Exercise directions:
Repeat every entry in the listing below, exactly.
::: Raw data
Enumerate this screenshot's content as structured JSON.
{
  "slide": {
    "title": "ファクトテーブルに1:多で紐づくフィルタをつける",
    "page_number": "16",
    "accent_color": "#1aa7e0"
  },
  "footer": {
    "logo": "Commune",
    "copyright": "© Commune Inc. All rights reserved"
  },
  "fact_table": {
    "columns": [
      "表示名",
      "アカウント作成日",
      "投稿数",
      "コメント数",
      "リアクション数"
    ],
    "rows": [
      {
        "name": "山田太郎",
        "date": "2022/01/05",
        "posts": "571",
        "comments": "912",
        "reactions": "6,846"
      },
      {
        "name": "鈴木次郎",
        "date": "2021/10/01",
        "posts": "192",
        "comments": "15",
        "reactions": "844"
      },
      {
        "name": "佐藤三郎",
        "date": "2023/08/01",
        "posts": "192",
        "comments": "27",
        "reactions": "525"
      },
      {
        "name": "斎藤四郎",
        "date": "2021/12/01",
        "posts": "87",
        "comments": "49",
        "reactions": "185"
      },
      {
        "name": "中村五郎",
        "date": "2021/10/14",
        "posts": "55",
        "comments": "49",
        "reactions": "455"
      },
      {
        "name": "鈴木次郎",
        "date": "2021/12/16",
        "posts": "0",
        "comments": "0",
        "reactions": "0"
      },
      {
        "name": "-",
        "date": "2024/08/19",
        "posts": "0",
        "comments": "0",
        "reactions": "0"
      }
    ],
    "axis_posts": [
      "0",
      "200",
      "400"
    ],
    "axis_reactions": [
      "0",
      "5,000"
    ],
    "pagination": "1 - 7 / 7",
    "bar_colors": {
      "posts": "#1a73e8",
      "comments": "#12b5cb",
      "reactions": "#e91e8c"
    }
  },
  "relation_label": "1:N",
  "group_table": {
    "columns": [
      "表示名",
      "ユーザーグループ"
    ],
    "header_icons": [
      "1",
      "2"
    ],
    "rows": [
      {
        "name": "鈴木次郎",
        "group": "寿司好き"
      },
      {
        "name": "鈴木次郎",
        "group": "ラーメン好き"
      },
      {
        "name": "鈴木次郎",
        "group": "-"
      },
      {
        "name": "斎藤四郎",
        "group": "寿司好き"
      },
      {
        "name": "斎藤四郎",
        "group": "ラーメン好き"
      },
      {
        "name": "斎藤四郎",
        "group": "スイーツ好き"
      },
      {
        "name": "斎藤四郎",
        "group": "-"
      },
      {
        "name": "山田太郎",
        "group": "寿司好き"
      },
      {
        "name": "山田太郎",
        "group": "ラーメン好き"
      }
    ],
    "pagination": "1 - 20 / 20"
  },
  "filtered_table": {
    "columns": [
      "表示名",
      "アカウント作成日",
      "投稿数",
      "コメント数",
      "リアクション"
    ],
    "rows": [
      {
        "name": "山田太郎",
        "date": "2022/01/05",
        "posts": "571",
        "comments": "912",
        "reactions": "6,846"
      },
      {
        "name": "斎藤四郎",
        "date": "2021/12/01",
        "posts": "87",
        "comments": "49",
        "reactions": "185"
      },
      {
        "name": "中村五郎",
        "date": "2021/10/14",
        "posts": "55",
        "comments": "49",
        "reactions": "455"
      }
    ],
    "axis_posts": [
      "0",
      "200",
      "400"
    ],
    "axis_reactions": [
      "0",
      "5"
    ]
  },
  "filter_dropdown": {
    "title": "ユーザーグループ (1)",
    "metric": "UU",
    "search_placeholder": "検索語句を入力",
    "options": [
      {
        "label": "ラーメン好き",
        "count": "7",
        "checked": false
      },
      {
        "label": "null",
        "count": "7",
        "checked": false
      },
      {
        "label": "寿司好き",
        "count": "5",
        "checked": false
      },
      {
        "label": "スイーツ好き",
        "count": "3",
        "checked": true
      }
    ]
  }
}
::::::
Exercise response:
Enumerate this screenshot's content as structured JSON.
{
  "slide": {
    "title": "ファクトテーブルに1:多で紐づくフィルタをつける",
    "page_number": "16",
    "accent_color": "#1aa7e0"
  },
  "footer": {
    "logo": "Commune",
    "copyright": "© Commune Inc. All rights reserved"
  },
  "fact_table": {
    "columns": [
      "表示名",
      "アカウント作成日",
      "投稿数",
      "コメント数",
      "リアクション数"
    ],
    "rows": [
      {
        "name": "山田太郎",
        "date": "2022/01/05",
        "posts": "571",
        "comments": "912",
        "reactions": "6,846"
      },
      {
        "name": "鈴木次郎",
        "date": "2021/10/01",
        "posts": "192",
        "comments": "15",
        "reactions": "844"
      },
      {
        "name": "佐藤三郎",
        "date": "2023/08/01",
        "posts": "192",
        "comments": "27",
        "reactions": "525"
      },
      {
        "name": "斎藤四郎",
        "date": "2021/12/01",
        "posts": "87",
        "comments": "49",
        "reactions": "185"
      },
      {
        "name": "中村五郎",
        "date": "2021/10/14",
        "posts": "55",
        "comments": "49",
        "reactions": "455"
      },
      {
        "name": "鈴木次郎",
        "date": "2021/12/16",
        "posts": "0",
        "comments": "0",
        "reactions": "0"
      },
      {
        "name": "-",
        "date": "2024/08/19",
        "posts": "0",
        "comments": "0",
        "reactions": "0"
      }
    ],
    "axis_posts": [
      "0",
      "200",
      "400"
    ],
    "axis_reactions": [
      "0",
      "5,000"
    ],
    "pagination": "1 - 7 / 7",
    "bar_colors": {
      "posts": "#1a73e8",
      "comments": "#12b5cb",
      "reactions": "#e91e8c"
    }
  },
  "relation_label": "1:N",
  "group_table": {
    "columns": [
      "表示名",
      "ユーザーグループ"
    ],
    "header_icons": [
      "1",
      "2"
    ],
    "rows": [
      {
        "name": "鈴木次郎",
        "group": "寿司好き"
      },
      {
        "name": "鈴木次郎",
        "group": "ラーメン好き"
      },
      {
        "name": "鈴木次郎",
        "group": "-"
      },
      {
        "name": "斎藤四郎",
        "group": "寿司好き"
      },
      {
        "name": "斎藤四郎",
        "group": "ラーメン好き"
      },
      {
        "name": "斎藤四郎",
        "group": "スイーツ好き"
      },
      {
        "name": "斎藤四郎",
        "group": "-"
      },
      {
        "name": "山田太郎",
        "group": "寿司好き"
      },
      {
        "name": "山田太郎",
        "group": "ラーメン好き"
      }
    ],
    "pagination": "1 - 20 / 20"
  },
  "filtered_table": {
    "columns": [
      "表示名",
      "アカウント作成日",
      "投稿数",
      "コメント数",
      "リアクション"
    ],
    "rows": [
      {
        "name": "山田太郎",
        "date": "2022/01/05",
        "posts": "571",
        "comments": "912",
        "reactions": "6,846"
      },
      {
        "name": "斎藤四郎",
        "date": "2021/12/01",
        "posts": "87",
        "comments": "49",
        "reactions": "185"
      },
      {
        "name": "中村五郎",
        "date": "2021/10/14",
        "posts": "55",
        "comments": "49",
        "reactions": "455"
      }
    ],
    "axis_posts": [
      "0",
      "200",
      "400"
    ],
    "axis_reactions": [
      "0",
      "5"
    ]
  },
  "filter_dropdown": {
    "title": "ユーザーグループ (1)",
    "metric": "UU",
    "search_placeholder": "検索語句を入力",
    "options": [
      {
        "label": "ラーメン好き",
        "count": "7",
        "checked": false
      },
      {
        "label": "null",
        "count": "7",
        "checked": false
      },
      {
        "label": "寿司好き",
        "count": "5",
        "checked": false
      },
      {
        "label": "スイーツ好き",
        "count": "3",
        "checked": true
      }
    ]
  }
}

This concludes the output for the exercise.